(Work to do): Locate each line of the material that contains "的情况下", then return it.

(Materials provided):
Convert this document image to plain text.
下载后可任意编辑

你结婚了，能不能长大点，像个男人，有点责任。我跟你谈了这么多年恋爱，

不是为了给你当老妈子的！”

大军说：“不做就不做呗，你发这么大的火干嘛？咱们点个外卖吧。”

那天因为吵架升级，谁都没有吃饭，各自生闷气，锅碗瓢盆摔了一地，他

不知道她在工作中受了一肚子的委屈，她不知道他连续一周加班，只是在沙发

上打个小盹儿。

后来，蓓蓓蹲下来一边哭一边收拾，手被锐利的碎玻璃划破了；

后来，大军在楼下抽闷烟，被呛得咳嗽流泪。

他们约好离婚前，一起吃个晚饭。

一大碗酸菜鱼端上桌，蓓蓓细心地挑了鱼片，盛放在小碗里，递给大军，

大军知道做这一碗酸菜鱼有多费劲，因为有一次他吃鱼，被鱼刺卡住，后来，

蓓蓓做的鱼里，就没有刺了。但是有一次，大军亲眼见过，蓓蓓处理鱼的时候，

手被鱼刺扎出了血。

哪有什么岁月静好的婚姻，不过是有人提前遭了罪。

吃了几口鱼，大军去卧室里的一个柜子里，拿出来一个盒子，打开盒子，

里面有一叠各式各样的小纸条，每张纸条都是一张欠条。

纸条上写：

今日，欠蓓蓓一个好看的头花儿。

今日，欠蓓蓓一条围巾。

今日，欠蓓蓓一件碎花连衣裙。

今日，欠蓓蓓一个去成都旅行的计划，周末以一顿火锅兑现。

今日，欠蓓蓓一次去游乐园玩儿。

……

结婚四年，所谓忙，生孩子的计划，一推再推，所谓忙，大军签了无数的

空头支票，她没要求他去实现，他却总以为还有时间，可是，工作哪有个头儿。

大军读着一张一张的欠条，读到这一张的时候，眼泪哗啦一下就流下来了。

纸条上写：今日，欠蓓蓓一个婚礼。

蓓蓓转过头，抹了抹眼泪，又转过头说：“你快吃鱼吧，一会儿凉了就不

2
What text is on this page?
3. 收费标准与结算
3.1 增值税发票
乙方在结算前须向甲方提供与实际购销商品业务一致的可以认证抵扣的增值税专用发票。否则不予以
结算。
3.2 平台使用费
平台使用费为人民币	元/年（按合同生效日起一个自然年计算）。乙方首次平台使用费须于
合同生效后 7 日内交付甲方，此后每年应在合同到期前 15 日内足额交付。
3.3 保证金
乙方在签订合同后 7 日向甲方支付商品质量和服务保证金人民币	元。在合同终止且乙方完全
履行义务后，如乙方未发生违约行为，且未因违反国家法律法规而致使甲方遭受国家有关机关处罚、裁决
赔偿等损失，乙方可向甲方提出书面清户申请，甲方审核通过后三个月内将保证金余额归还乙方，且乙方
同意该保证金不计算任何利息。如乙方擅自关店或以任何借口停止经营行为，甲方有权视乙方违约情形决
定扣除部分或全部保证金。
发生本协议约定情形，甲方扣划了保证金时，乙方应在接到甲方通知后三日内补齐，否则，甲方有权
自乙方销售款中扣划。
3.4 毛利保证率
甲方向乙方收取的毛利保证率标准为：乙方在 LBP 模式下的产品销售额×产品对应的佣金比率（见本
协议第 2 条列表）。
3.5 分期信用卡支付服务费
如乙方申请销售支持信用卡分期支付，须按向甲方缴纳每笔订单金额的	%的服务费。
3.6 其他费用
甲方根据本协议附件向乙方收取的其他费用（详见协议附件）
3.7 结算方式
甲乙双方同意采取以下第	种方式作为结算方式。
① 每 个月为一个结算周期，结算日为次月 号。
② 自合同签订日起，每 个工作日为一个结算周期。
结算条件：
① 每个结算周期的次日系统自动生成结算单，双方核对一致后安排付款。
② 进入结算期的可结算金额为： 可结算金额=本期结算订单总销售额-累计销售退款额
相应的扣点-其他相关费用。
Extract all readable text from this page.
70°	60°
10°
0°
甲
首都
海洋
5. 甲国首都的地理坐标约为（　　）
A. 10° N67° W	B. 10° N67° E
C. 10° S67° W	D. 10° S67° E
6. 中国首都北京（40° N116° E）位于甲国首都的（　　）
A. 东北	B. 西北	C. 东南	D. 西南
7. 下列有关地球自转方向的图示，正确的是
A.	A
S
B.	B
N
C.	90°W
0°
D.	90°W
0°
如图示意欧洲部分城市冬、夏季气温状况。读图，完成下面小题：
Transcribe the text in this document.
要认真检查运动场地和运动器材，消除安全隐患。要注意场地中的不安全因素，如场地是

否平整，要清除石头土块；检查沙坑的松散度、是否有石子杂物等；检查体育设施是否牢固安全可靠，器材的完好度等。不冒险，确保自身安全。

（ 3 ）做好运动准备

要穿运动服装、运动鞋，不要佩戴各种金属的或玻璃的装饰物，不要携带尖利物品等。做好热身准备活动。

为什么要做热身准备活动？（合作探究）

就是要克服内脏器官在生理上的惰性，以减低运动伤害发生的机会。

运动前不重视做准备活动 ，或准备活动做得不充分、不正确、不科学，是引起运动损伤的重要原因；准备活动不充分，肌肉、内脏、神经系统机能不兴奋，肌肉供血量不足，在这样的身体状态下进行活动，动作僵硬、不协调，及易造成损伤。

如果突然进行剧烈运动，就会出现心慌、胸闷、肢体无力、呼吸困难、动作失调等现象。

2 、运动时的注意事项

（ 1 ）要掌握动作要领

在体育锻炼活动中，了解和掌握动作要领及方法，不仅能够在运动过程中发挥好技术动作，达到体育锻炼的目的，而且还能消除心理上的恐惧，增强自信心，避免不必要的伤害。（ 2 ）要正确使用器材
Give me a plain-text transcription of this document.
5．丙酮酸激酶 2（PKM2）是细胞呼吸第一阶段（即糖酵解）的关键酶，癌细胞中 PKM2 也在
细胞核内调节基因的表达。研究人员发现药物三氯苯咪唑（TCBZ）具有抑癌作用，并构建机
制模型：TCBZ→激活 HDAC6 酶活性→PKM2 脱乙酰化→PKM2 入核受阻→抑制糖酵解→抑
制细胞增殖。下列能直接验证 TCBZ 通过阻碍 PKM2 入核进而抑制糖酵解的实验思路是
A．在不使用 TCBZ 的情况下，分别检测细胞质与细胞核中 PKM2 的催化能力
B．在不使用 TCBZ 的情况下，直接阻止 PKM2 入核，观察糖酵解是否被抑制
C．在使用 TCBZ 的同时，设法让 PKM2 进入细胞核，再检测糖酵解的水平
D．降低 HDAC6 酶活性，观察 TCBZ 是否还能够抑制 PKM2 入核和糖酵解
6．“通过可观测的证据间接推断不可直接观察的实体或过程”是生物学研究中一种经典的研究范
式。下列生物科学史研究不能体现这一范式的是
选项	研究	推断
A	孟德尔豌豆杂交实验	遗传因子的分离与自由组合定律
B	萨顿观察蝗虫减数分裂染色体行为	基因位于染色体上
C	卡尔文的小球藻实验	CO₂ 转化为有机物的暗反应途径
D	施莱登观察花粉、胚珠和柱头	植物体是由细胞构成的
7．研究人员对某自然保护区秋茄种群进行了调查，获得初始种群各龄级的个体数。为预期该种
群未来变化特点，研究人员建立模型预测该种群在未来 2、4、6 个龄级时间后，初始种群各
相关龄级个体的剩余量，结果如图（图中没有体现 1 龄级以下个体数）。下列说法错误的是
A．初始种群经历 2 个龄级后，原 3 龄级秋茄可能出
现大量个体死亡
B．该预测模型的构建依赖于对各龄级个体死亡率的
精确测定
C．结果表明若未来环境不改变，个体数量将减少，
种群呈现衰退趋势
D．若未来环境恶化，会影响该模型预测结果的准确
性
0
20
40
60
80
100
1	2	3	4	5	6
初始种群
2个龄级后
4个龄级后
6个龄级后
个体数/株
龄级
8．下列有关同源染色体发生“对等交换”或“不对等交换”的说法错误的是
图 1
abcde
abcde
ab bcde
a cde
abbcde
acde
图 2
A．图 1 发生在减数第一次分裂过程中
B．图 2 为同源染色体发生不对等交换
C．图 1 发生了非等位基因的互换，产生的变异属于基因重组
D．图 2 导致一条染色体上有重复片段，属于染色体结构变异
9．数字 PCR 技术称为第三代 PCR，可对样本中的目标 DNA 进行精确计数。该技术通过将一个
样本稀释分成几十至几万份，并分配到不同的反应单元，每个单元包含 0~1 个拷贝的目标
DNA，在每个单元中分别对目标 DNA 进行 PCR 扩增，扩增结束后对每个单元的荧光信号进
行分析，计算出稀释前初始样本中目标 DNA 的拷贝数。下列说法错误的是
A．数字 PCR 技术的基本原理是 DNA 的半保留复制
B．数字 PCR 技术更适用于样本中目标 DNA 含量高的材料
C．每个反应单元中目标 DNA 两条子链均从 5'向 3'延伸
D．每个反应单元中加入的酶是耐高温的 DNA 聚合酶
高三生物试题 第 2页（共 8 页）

(Result):
A．在不使用 TCBZ 的情况下，分别检测细胞质与细胞核中 PKM2 的催化能力
B．在不使用 TCBZ 的情况下，直接阻止 PKM2 入核，观察糖酵解是否被抑制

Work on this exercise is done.